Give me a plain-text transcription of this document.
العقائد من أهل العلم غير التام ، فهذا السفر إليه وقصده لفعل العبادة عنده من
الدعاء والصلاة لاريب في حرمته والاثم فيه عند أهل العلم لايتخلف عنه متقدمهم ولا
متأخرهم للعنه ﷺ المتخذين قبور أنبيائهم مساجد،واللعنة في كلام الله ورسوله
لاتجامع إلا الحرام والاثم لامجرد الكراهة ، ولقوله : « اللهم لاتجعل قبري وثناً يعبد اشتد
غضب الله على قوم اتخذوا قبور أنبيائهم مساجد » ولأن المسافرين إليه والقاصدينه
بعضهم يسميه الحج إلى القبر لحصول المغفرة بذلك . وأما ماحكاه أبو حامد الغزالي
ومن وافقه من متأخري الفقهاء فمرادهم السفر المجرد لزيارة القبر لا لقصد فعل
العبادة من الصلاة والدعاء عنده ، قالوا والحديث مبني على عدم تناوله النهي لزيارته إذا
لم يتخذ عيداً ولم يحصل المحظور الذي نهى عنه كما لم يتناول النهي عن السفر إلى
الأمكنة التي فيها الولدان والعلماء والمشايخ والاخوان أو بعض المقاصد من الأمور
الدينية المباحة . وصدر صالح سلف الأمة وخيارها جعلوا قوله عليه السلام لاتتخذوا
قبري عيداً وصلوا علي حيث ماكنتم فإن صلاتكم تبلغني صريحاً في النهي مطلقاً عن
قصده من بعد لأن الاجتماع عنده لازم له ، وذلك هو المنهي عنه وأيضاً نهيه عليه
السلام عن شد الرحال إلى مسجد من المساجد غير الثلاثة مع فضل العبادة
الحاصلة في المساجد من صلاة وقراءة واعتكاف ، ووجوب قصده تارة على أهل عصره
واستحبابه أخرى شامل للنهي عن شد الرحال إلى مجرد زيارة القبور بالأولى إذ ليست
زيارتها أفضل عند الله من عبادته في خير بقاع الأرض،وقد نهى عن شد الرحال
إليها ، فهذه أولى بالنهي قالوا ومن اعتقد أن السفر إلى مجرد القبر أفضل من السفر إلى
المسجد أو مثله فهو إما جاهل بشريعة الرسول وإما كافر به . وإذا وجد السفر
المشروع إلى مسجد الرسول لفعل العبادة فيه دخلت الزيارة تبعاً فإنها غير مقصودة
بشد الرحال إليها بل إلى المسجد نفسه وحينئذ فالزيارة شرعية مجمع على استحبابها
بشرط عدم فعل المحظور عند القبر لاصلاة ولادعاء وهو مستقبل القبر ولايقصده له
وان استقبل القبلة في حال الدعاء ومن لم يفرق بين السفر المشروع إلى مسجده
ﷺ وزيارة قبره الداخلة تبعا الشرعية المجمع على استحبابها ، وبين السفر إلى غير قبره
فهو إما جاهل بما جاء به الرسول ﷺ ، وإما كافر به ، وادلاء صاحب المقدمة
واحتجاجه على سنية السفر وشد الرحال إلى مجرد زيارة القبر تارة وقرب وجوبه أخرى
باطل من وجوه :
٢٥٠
....................
SET TASK →
Restate each of the entries above verbatim.

OUTPUT FOR THIS TASK →
Give me a plain-text transcription of this document.
العقائد من أهل العلم غير التام ، فهذا السفر إليه وقصده لفعل العبادة عنده من
الدعاء والصلاة لاريب في حرمته والاثم فيه عند أهل العلم لايتخلف عنه متقدمهم ولا
متأخرهم للعنه ﷺ المتخذين قبور أنبيائهم مساجد،واللعنة في كلام الله ورسوله
لاتجامع إلا الحرام والاثم لامجرد الكراهة ، ولقوله : « اللهم لاتجعل قبري وثناً يعبد اشتد
غضب الله على قوم اتخذوا قبور أنبيائهم مساجد » ولأن المسافرين إليه والقاصدينه
بعضهم يسميه الحج إلى القبر لحصول المغفرة بذلك . وأما ماحكاه أبو حامد الغزالي
ومن وافقه من متأخري الفقهاء فمرادهم السفر المجرد لزيارة القبر لا لقصد فعل
العبادة من الصلاة والدعاء عنده ، قالوا والحديث مبني على عدم تناوله النهي لزيارته إذا
لم يتخذ عيداً ولم يحصل المحظور الذي نهى عنه كما لم يتناول النهي عن السفر إلى
الأمكنة التي فيها الولدان والعلماء والمشايخ والاخوان أو بعض المقاصد من الأمور
الدينية المباحة . وصدر صالح سلف الأمة وخيارها جعلوا قوله عليه السلام لاتتخذوا
قبري عيداً وصلوا علي حيث ماكنتم فإن صلاتكم تبلغني صريحاً في النهي مطلقاً عن
قصده من بعد لأن الاجتماع عنده لازم له ، وذلك هو المنهي عنه وأيضاً نهيه عليه
السلام عن شد الرحال إلى مسجد من المساجد غير الثلاثة مع فضل العبادة
الحاصلة في المساجد من صلاة وقراءة واعتكاف ، ووجوب قصده تارة على أهل عصره
واستحبابه أخرى شامل للنهي عن شد الرحال إلى مجرد زيارة القبور بالأولى إذ ليست
زيارتها أفضل عند الله من عبادته في خير بقاع الأرض،وقد نهى عن شد الرحال
إليها ، فهذه أولى بالنهي قالوا ومن اعتقد أن السفر إلى مجرد القبر أفضل من السفر إلى
المسجد أو مثله فهو إما جاهل بشريعة الرسول وإما كافر به . وإذا وجد السفر
المشروع إلى مسجد الرسول لفعل العبادة فيه دخلت الزيارة تبعاً فإنها غير مقصودة
بشد الرحال إليها بل إلى المسجد نفسه وحينئذ فالزيارة شرعية مجمع على استحبابها
بشرط عدم فعل المحظور عند القبر لاصلاة ولادعاء وهو مستقبل القبر ولايقصده له
وان استقبل القبلة في حال الدعاء ومن لم يفرق بين السفر المشروع إلى مسجده
ﷺ وزيارة قبره الداخلة تبعا الشرعية المجمع على استحبابها ، وبين السفر إلى غير قبره
فهو إما جاهل بما جاء به الرسول ﷺ ، وإما كافر به ، وادلاء صاحب المقدمة
واحتجاجه على سنية السفر وشد الرحال إلى مجرد زيارة القبر تارة وقرب وجوبه أخرى
باطل من وجوه :
٢٥٠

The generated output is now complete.